● WHAT NEEDS TO BE DONE: Say how many lines include "Kvænsk", with no words around the number.

** start RECORD SET **

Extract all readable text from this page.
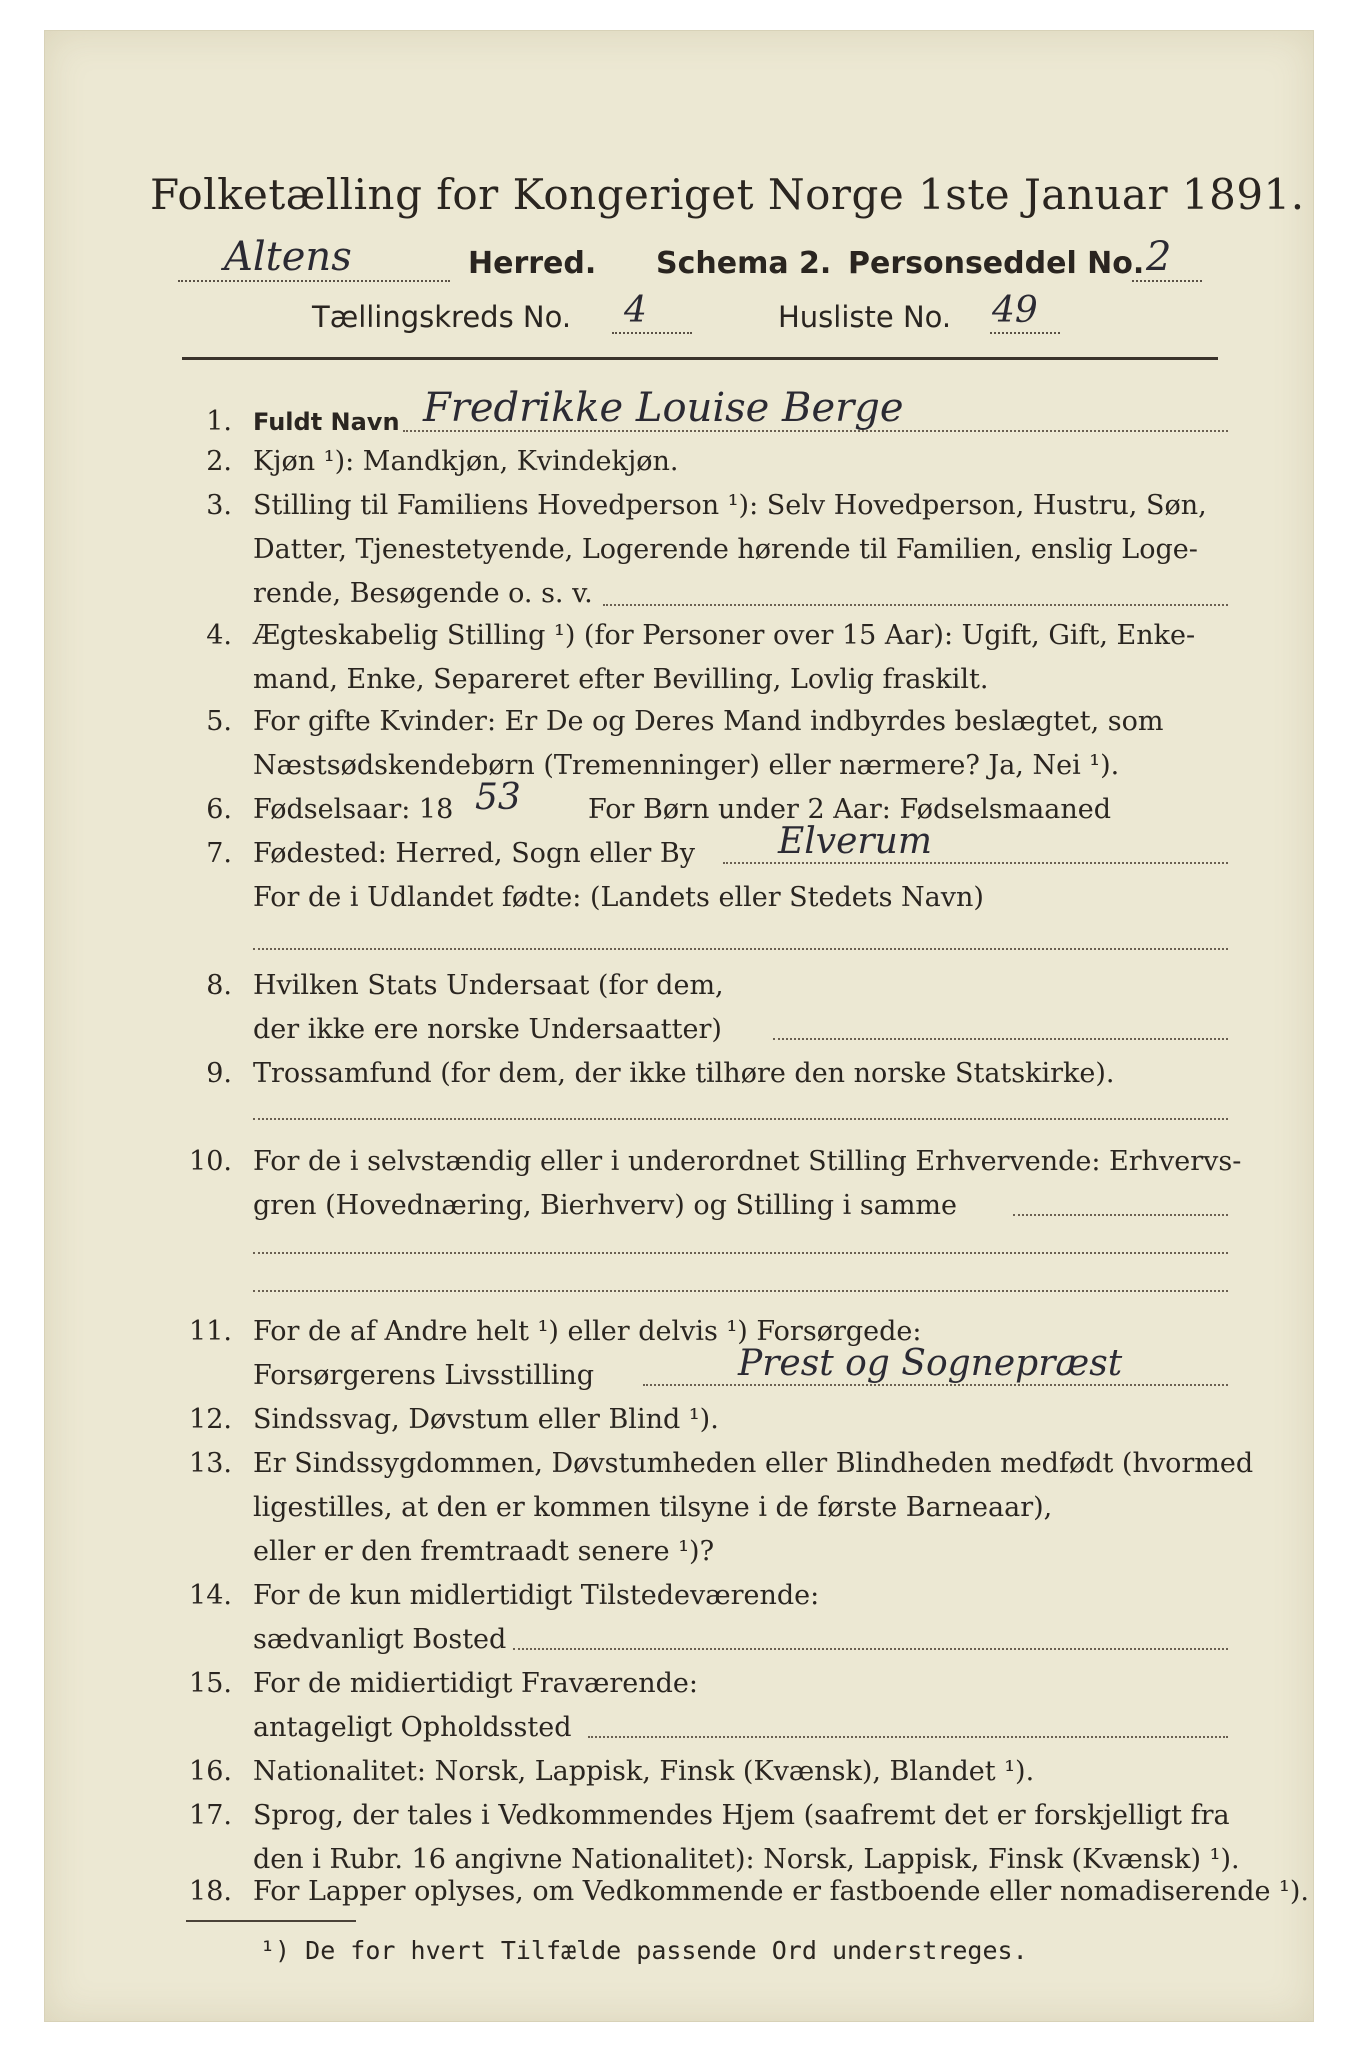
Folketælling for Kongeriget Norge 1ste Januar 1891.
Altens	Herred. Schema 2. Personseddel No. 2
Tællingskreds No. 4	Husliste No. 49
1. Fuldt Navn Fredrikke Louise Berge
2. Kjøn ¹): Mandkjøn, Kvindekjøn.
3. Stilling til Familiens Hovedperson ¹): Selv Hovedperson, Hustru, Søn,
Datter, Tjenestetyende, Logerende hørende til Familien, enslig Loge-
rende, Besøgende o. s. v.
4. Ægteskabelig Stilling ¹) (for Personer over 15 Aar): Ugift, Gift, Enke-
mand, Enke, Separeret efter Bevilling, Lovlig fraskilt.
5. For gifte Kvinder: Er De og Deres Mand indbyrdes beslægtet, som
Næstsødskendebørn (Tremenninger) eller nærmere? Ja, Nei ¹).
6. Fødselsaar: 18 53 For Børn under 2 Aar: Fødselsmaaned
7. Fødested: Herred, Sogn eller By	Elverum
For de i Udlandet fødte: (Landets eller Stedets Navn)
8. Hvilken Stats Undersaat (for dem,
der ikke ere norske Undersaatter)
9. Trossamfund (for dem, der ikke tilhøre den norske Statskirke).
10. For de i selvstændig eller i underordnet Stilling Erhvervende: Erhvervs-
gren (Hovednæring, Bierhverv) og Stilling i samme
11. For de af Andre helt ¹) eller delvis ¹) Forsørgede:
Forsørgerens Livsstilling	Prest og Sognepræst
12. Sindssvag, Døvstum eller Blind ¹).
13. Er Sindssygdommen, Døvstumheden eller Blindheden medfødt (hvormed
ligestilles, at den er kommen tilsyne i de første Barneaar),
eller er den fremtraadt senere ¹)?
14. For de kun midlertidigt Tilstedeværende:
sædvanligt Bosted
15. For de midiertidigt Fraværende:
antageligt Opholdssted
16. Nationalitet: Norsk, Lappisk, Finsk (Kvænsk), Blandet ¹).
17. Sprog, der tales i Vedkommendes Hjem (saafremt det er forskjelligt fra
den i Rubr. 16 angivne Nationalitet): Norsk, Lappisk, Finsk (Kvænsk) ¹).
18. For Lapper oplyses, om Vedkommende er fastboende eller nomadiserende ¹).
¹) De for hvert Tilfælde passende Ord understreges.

** end RECORD SET **

● SOLUTION: 2